Task brief:
Which lines in the material below contain the word "Serre"? Copy each of them.

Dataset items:
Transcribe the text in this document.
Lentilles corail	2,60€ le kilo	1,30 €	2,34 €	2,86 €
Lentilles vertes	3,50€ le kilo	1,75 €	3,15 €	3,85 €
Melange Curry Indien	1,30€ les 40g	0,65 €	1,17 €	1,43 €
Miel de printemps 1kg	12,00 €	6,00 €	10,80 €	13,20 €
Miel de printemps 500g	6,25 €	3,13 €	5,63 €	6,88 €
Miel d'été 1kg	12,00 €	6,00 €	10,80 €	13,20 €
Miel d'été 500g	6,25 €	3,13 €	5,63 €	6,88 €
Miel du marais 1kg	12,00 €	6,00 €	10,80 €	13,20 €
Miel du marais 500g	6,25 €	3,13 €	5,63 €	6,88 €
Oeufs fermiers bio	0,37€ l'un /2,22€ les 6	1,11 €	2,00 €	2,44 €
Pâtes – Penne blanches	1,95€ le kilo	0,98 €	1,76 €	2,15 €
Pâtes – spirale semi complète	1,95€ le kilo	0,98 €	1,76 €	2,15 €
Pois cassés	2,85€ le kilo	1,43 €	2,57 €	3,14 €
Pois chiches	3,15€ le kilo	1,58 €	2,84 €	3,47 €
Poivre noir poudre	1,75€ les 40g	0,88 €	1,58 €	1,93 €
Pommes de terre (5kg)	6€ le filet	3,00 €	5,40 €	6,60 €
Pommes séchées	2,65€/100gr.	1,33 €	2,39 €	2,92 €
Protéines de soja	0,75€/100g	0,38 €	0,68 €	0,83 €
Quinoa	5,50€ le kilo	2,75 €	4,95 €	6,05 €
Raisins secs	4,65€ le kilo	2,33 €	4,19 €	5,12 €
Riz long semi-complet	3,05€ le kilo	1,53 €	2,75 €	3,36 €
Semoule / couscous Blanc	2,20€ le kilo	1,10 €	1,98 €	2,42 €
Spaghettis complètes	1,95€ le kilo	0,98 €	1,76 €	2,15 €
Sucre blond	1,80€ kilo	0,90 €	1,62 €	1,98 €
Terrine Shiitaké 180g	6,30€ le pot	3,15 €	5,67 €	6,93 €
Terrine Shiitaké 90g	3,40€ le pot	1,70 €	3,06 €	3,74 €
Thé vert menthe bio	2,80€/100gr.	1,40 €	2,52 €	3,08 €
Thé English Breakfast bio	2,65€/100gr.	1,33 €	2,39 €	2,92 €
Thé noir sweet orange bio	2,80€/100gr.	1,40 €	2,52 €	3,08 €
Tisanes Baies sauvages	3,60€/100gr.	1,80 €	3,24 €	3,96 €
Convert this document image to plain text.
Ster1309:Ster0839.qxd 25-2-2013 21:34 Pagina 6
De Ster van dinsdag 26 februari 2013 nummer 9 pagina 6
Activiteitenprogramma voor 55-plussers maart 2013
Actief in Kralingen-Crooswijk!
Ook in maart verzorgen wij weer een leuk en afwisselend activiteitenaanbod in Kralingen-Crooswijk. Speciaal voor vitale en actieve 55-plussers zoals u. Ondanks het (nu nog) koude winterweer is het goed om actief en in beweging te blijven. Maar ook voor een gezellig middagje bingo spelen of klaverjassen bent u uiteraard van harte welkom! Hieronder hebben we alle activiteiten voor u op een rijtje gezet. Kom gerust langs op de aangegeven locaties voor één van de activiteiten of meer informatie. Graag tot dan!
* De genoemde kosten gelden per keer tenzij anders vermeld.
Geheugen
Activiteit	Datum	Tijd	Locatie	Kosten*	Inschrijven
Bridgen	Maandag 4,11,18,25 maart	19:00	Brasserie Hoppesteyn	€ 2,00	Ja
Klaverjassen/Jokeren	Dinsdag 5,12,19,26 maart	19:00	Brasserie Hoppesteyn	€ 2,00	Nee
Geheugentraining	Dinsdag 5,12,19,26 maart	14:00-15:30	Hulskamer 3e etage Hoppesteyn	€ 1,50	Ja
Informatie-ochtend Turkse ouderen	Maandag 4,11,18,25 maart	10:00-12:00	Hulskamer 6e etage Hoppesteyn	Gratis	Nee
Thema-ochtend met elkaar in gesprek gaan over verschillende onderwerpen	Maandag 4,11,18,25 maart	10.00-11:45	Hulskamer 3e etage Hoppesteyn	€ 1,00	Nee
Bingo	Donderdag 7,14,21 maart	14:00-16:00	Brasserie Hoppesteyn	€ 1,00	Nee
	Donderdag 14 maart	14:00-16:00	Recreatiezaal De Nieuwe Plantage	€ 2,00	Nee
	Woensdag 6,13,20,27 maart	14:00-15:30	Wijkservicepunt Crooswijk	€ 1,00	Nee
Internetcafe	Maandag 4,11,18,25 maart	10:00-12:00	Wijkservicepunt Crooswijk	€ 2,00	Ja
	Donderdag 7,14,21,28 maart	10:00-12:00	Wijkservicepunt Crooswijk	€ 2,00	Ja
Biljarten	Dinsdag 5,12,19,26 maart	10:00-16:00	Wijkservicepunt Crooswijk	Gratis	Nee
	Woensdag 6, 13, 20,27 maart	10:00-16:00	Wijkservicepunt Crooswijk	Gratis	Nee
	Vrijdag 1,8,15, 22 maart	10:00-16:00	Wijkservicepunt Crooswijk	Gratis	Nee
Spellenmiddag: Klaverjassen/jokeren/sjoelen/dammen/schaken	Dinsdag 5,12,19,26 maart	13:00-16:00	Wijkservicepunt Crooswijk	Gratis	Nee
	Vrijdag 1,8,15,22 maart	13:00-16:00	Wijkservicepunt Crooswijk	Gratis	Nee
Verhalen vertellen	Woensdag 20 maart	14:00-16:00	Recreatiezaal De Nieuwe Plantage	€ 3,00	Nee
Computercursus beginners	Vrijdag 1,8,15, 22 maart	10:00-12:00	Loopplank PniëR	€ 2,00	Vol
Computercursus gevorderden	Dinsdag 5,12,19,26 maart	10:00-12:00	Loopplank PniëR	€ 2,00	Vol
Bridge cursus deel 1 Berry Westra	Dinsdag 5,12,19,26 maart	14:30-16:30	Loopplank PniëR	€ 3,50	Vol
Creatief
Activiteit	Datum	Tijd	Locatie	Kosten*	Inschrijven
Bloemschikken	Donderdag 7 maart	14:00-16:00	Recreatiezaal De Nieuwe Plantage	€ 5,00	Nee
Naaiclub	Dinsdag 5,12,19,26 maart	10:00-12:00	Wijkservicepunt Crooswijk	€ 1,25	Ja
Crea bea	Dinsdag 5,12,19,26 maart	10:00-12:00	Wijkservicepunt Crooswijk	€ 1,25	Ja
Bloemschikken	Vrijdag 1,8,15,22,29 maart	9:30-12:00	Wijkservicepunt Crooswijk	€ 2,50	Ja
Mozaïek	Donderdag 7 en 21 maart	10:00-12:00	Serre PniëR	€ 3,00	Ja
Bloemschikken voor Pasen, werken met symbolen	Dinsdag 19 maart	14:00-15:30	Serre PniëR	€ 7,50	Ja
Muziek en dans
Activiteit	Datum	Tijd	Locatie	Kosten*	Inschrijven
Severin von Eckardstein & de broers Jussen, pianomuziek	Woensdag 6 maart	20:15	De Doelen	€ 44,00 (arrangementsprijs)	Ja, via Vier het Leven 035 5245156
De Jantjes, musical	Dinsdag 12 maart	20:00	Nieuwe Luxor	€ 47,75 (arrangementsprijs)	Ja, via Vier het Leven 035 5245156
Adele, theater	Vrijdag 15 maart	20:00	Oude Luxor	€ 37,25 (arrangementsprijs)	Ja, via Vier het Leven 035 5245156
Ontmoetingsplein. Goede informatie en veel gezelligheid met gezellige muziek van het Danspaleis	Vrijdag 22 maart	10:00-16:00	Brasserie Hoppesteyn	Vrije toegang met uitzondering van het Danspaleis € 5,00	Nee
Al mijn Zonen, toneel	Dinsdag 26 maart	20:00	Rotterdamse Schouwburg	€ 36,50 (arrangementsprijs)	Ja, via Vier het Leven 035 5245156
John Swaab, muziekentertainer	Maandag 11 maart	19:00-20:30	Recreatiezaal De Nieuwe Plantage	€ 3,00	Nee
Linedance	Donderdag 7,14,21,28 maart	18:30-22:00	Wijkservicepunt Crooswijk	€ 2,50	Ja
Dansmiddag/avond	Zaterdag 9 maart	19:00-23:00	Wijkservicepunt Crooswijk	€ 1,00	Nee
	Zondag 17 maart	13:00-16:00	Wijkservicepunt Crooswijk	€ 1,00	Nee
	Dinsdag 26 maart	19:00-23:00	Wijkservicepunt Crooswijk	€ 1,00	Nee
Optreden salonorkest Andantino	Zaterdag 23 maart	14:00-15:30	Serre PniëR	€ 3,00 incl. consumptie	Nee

Complete output:
Mozaïek	Donderdag 7 en 21 maart	10:00-12:00	Serre PniëR	€ 3,00	Ja
Bloemschikken voor Pasen, werken met symbolen	Dinsdag 19 maart	14:00-15:30	Serre PniëR	€ 7,50	Ja
Optreden salonorkest Andantino	Zaterdag 23 maart	14:00-15:30	Serre PniëR	€ 3,00 incl. consumptie	Nee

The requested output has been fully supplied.